Entries supplied:
______
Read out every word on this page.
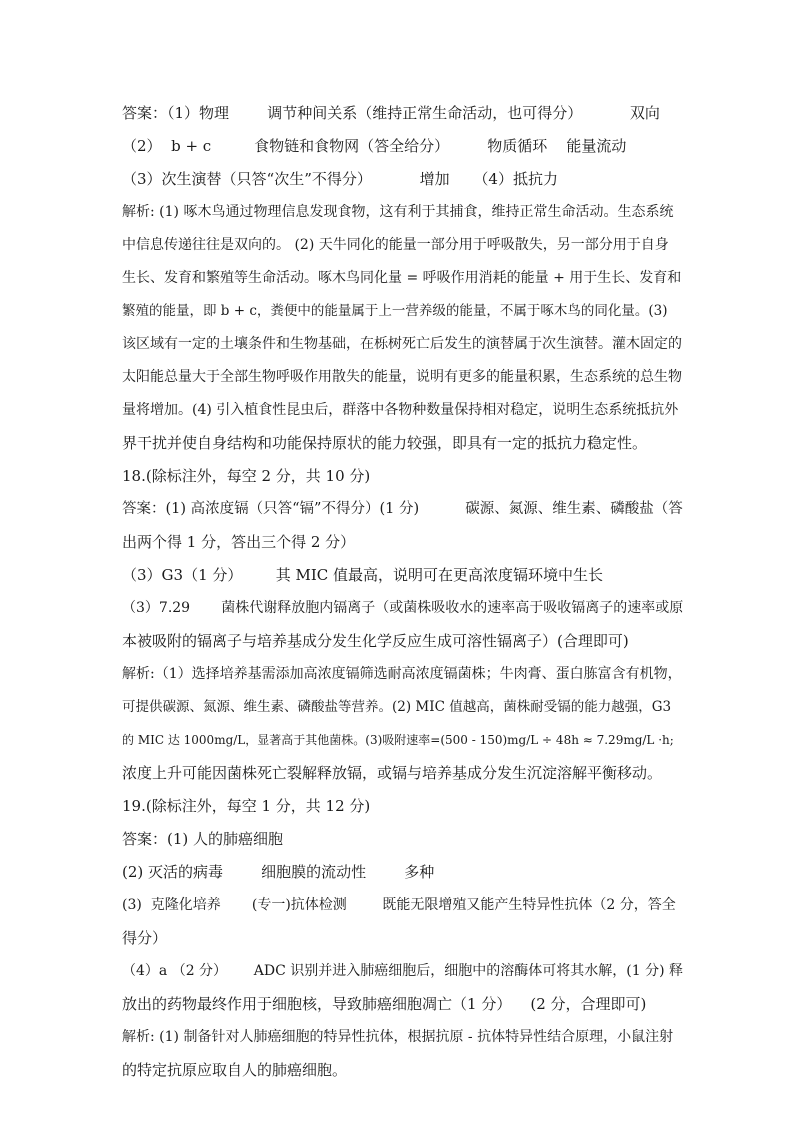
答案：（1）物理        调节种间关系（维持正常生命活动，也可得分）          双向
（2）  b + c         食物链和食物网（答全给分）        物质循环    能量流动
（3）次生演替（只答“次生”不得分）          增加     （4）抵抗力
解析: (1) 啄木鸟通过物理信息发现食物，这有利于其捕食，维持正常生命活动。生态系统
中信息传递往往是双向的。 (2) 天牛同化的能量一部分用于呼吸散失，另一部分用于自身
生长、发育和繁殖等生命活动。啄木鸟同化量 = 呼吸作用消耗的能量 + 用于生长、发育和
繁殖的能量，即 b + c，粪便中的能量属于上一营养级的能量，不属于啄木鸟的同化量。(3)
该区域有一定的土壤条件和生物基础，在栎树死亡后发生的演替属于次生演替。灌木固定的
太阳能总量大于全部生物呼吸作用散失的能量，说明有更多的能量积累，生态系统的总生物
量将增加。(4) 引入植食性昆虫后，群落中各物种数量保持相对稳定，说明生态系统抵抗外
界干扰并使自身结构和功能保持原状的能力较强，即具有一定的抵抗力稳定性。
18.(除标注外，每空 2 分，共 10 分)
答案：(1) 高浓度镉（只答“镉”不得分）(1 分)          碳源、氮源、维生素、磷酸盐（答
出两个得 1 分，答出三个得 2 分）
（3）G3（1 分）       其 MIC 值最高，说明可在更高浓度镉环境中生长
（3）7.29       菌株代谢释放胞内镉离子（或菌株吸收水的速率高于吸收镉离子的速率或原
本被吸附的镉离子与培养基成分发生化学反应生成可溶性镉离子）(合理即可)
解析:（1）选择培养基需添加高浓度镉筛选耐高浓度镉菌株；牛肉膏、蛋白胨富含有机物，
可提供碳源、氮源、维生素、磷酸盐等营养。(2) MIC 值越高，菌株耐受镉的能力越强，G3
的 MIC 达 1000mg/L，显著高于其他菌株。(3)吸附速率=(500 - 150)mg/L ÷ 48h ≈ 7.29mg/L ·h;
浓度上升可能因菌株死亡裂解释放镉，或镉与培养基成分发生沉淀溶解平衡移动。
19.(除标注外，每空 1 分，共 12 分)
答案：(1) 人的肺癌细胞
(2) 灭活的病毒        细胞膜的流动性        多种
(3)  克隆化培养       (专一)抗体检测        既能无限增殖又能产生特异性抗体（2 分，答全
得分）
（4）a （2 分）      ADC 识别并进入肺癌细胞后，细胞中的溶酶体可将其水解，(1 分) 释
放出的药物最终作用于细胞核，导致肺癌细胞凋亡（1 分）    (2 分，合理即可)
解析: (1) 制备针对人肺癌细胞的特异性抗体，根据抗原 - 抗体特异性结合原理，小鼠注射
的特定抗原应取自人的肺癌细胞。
______
What you have to do: Return every line above in which the string "合理即可" occurs.

Problem solution:
本被吸附的镉离子与培养基成分发生化学反应生成可溶性镉离子）(合理即可)
放出的药物最终作用于细胞核，导致肺癌细胞凋亡（1 分）    (2 分，合理即可)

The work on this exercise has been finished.